● **RECORDS SHOWN**:
□ □ □ □ □ □ □

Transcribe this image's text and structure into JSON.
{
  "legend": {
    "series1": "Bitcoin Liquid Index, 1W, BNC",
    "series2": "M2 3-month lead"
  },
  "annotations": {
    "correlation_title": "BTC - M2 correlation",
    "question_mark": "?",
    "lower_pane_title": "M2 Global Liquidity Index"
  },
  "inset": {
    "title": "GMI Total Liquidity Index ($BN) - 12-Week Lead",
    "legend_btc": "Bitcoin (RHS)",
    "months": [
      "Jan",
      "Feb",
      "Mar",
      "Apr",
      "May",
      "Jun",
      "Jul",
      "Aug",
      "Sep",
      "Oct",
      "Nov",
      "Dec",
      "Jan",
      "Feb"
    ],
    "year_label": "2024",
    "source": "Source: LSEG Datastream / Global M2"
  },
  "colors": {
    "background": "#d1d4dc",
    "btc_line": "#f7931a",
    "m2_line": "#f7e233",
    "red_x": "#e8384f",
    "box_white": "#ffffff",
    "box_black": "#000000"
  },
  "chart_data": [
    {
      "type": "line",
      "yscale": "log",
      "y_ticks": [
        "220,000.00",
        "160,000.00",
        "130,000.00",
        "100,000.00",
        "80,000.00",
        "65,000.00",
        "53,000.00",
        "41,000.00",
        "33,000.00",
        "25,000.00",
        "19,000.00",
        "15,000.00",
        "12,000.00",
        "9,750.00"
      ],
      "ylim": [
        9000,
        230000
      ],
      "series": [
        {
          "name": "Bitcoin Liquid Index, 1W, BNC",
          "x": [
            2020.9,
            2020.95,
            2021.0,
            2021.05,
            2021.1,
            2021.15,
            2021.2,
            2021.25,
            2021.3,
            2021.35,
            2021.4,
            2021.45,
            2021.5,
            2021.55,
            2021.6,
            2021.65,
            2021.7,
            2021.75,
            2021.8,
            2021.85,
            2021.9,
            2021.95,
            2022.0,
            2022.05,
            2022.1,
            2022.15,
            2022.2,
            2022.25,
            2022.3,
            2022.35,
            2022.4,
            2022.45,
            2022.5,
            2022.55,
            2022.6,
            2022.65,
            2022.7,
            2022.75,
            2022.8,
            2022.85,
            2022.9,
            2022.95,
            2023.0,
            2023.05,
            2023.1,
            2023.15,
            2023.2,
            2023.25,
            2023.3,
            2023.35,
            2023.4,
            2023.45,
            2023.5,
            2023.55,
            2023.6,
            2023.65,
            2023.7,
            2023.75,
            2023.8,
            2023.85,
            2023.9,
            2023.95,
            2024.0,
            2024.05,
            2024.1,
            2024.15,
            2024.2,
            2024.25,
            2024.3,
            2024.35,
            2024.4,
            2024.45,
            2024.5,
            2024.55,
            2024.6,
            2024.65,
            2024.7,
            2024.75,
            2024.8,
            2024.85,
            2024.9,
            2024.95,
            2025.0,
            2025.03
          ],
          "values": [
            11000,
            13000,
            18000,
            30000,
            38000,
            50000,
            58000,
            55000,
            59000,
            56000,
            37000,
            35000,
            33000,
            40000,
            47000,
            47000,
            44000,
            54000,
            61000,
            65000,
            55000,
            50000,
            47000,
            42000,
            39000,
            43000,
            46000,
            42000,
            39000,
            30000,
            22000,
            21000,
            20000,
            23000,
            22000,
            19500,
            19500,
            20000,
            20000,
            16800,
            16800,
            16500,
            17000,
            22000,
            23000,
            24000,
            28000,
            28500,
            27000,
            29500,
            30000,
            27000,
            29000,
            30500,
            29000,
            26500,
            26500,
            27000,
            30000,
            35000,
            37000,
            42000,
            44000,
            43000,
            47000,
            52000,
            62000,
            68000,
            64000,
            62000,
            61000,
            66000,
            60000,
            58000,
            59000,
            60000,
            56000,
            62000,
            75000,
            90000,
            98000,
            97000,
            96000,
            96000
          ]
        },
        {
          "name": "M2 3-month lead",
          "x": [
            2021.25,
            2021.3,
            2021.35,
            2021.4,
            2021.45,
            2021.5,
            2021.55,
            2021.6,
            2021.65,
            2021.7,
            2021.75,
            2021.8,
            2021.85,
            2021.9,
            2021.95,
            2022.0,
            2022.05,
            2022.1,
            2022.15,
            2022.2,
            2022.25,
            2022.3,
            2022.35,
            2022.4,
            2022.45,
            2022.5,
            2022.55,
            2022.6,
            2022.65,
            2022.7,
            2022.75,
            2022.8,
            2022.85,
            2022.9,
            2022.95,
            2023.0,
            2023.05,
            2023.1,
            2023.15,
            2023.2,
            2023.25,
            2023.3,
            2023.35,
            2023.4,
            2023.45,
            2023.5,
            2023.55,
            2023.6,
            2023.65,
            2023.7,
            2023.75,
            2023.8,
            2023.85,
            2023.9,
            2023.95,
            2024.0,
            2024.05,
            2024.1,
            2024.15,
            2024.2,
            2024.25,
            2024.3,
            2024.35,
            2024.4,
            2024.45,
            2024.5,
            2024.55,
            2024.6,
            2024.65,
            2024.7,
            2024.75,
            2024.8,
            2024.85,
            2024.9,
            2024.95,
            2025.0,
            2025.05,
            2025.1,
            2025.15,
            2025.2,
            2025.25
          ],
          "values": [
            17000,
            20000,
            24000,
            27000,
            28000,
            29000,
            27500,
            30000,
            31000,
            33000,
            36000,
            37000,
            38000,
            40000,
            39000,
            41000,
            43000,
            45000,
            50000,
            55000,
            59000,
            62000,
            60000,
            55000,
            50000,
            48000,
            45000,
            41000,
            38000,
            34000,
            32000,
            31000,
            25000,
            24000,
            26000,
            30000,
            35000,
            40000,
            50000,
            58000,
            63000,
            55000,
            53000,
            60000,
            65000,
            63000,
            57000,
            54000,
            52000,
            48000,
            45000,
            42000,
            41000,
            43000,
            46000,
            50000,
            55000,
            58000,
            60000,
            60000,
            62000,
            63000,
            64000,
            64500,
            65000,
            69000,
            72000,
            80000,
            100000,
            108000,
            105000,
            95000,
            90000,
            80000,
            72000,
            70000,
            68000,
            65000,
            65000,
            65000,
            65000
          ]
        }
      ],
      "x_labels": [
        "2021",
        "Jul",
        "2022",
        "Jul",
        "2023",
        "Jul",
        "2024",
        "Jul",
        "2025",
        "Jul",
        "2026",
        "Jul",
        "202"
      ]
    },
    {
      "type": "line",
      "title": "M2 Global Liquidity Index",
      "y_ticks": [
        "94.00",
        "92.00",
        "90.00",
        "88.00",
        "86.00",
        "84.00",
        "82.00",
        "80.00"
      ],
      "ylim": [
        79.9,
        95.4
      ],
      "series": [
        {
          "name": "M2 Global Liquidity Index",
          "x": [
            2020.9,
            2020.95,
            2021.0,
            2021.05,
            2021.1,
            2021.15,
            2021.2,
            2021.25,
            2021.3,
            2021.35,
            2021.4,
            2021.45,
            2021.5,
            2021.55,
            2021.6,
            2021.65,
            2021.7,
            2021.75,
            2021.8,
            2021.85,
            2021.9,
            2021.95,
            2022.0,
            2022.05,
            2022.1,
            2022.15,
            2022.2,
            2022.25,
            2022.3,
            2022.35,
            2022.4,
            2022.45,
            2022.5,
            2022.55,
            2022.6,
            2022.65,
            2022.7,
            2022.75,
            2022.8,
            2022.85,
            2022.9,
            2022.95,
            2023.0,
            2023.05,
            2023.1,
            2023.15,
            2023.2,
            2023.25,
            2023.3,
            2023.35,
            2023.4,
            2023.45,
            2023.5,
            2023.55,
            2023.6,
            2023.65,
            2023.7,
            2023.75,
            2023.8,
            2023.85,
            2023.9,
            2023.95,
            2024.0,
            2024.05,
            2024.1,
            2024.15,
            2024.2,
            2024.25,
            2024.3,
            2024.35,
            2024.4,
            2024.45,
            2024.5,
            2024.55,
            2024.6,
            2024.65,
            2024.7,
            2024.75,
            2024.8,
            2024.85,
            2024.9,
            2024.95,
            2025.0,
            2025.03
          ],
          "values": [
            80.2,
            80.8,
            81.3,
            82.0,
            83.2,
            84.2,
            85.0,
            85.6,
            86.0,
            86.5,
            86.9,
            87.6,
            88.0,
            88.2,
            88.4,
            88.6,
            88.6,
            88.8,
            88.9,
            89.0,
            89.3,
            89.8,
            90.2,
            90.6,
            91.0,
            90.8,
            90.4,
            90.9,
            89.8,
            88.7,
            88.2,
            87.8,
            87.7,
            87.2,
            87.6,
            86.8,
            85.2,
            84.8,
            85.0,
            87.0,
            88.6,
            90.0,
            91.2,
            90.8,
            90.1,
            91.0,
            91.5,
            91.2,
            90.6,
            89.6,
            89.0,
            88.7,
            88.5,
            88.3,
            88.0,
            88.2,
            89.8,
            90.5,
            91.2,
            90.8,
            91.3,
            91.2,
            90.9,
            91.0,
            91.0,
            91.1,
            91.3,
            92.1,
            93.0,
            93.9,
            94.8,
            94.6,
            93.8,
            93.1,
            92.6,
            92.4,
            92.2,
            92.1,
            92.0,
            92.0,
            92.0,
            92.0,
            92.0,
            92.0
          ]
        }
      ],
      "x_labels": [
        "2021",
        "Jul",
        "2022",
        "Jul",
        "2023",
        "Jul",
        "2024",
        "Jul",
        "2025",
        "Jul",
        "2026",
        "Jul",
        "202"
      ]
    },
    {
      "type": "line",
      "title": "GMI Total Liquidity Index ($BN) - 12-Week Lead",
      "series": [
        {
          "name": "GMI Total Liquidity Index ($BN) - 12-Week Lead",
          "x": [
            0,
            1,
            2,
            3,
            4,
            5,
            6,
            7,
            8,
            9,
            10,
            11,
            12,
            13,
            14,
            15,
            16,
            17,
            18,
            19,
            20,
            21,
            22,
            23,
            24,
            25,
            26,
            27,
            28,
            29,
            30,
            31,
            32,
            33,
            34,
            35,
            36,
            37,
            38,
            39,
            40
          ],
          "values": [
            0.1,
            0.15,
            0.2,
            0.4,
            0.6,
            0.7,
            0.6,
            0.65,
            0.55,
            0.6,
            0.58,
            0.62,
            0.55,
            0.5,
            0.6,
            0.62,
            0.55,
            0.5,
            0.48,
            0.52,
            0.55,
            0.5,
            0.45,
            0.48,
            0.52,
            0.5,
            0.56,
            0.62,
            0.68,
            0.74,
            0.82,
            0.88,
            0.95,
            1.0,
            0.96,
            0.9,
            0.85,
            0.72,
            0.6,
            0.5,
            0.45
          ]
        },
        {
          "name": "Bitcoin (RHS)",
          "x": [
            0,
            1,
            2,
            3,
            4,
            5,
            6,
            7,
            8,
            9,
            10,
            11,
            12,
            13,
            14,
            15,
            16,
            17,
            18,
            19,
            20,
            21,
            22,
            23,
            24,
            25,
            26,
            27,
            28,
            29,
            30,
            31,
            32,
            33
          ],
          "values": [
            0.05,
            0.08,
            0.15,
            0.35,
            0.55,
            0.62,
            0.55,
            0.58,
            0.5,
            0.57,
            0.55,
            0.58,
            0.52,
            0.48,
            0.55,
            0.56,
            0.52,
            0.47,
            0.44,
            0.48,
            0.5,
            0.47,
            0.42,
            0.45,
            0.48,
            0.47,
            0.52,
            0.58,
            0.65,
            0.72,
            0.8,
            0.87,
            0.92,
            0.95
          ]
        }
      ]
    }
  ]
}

□ □ □ □ □ □ □

● **TASK BRIEF**:
Tally up the lines holding the string "Bitcoin" in this listing, and report the total alone.

● **RESULT BELOW**:
4